======== EXERCISE DATA ========

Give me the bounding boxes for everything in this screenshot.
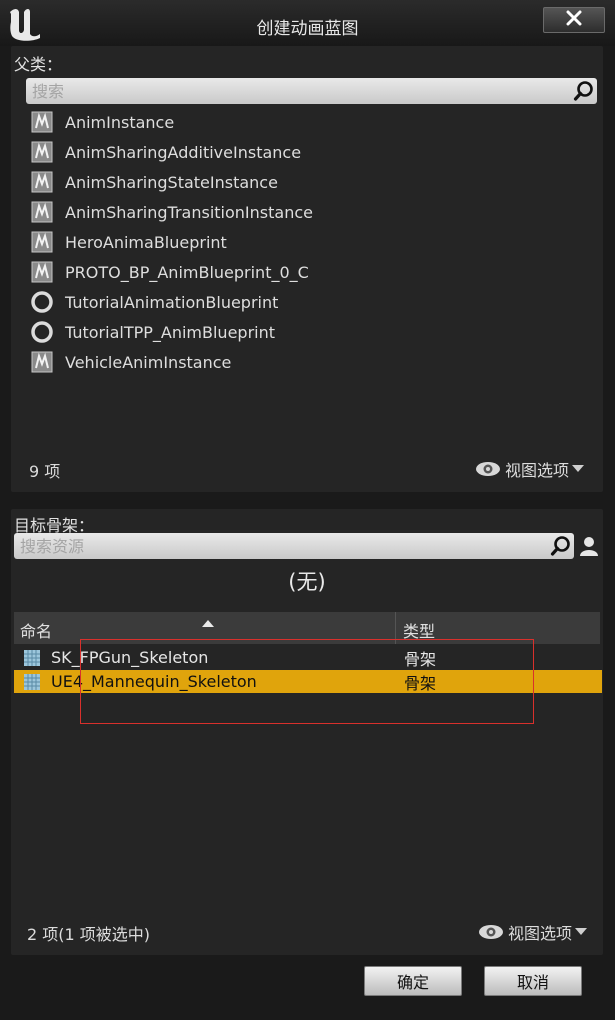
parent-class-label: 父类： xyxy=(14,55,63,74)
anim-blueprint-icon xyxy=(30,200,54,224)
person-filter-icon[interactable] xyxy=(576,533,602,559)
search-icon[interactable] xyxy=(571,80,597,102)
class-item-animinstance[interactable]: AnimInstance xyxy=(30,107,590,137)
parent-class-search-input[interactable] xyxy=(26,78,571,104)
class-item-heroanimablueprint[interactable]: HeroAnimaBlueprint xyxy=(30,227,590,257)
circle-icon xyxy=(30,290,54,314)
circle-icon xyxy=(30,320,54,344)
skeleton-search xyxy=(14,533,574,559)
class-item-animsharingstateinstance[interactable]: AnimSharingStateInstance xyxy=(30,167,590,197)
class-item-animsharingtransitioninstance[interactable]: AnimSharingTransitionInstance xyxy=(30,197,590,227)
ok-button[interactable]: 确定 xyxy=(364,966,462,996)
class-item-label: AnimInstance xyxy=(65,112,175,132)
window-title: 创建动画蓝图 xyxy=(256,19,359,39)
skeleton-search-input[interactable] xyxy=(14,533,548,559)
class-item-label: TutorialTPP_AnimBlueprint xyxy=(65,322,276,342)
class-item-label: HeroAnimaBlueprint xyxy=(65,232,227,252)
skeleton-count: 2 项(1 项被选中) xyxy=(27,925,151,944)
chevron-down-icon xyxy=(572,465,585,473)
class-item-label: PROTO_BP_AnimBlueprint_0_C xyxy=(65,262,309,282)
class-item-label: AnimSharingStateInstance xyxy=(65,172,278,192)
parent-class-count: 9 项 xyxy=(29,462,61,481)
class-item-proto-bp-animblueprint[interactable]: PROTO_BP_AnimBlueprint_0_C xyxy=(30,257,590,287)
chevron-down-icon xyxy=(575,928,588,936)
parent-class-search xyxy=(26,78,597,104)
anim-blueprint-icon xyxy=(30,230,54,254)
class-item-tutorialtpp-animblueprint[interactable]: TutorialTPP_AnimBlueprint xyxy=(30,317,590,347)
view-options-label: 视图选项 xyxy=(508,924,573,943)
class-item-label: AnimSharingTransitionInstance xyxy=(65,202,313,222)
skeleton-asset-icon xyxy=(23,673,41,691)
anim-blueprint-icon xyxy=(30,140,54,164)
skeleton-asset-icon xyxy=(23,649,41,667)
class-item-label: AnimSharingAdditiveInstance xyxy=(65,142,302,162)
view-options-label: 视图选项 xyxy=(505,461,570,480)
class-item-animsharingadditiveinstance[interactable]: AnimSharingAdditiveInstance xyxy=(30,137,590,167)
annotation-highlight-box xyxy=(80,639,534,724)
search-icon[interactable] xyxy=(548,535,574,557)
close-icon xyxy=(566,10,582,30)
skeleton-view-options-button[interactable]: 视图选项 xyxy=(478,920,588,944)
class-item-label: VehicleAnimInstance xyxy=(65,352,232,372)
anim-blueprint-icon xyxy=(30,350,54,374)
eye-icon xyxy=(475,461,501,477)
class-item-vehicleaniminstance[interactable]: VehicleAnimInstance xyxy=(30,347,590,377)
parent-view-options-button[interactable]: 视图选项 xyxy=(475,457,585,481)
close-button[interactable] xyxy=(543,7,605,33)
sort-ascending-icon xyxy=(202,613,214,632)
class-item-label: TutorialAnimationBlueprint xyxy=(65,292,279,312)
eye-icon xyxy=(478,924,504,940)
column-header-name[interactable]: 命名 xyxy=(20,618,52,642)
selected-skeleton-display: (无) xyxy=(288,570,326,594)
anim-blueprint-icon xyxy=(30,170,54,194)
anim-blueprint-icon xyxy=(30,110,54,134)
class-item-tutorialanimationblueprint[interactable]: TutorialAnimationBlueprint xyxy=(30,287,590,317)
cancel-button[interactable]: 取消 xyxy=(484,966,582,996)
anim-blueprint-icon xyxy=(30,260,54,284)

========

• GOAL:
Convert the material above into a numbered list with one line per entry and no blank lines. Omit the picture.

• IN RESPONSE:
1. Give me the bounding boxes for everything in this screenshot.
2. parent-class-label: 父类： xyxy=(14,55,63,74)
3. anim-blueprint-icon xyxy=(30,200,54,224)
4. person-filter-icon[interactable] xyxy=(576,533,602,559)
5. search-icon[interactable] xyxy=(571,80,597,102)
6. class-item-animinstance[interactable]: AnimInstance xyxy=(30,107,590,137)
7. parent-class-search-input[interactable] xyxy=(26,78,571,104)
8. class-item-heroanimablueprint[interactable]: HeroAnimaBlueprint xyxy=(30,227,590,257)
9. circle-icon xyxy=(30,290,54,314)
10. circle-icon xyxy=(30,320,54,344)
11. skeleton-search xyxy=(14,533,574,559)
12. class-item-animsharingstateinstance[interactable]: AnimSharingStateInstance xyxy=(30,167,590,197)
13. class-item-animsharingtransitioninstance[interactable]: AnimSharingTransitionInstance xyxy=(30,197,590,227)
14. ok-button[interactable]: 确定 xyxy=(364,966,462,996)
15. class-item-label: AnimInstance xyxy=(65,112,175,132)
16. window-title: 创建动画蓝图 xyxy=(256,19,359,39)
17. skeleton-search-input[interactable] xyxy=(14,533,548,559)
18. class-item-label: TutorialTPP_AnimBlueprint xyxy=(65,322,276,342)
19. class-item-label: HeroAnimaBlueprint xyxy=(65,232,227,252)
20. skeleton-count: 2 项(1 项被选中) xyxy=(27,925,151,944)
21. chevron-down-icon xyxy=(572,465,585,473)
22. class-item-label: PROTO_BP_AnimBlueprint_0_C xyxy=(65,262,309,282)
23. class-item-label: AnimSharingStateInstance xyxy=(65,172,278,192)
24. parent-class-count: 9 项 xyxy=(29,462,61,481)
25. class-item-proto-bp-animblueprint[interactable]: PROTO_BP_AnimBlueprint_0_C xyxy=(30,257,590,287)
26. chevron-down-icon xyxy=(575,928,588,936)
27. parent-class-search xyxy=(26,78,597,104)
28. anim-blueprint-icon xyxy=(30,230,54,254)
29. class-item-tutorialtpp-animblueprint[interactable]: TutorialTPP_AnimBlueprint xyxy=(30,317,590,347)
30. view-options-label: 视图选项 xyxy=(508,924,573,943)
31. class-item-label: AnimSharingTransitionInstance xyxy=(65,202,313,222)
32. skeleton-asset-icon xyxy=(23,673,41,691)
33. anim-blueprint-icon xyxy=(30,140,54,164)
34. skeleton-asset-icon xyxy=(23,649,41,667)
35. class-item-label: AnimSharingAdditiveInstance xyxy=(65,142,302,162)
36. view-options-label: 视图选项 xyxy=(505,461,570,480)
37. class-item-animsharingadditiveinstance[interactable]: AnimSharingAdditiveInstance xyxy=(30,137,590,167)
38. annotation-highlight-box xyxy=(80,639,534,724)
39. search-icon[interactable] xyxy=(548,535,574,557)
40. close-icon xyxy=(566,10,582,30)
41. skeleton-view-options-button[interactable]: 视图选项 xyxy=(478,920,588,944)
42. class-item-label: VehicleAnimInstance xyxy=(65,352,232,372)
43. anim-blueprint-icon xyxy=(30,350,54,374)
44. eye-icon xyxy=(475,461,501,477)
45. class-item-vehicleaniminstance[interactable]: VehicleAnimInstance xyxy=(30,347,590,377)
46. parent-view-options-button[interactable]: 视图选项 xyxy=(475,457,585,481)
47. close-button[interactable] xyxy=(543,7,605,33)
48. sort-ascending-icon xyxy=(202,613,214,632)
49. class-item-label: TutorialAnimationBlueprint xyxy=(65,292,279,312)
50. eye-icon xyxy=(478,924,504,940)
51. column-header-name[interactable]: 命名 xyxy=(20,618,52,642)
52. selected-skeleton-display: (无) xyxy=(288,570,326,594)
53. anim-blueprint-icon xyxy=(30,170,54,194)
54. anim-blueprint-icon xyxy=(30,110,54,134)
55. class-item-tutorialanimationblueprint[interactable]: TutorialAnimationBlueprint xyxy=(30,287,590,317)
56. cancel-button[interactable]: 取消 xyxy=(484,966,582,996)
57. anim-blueprint-icon xyxy=(30,260,54,284)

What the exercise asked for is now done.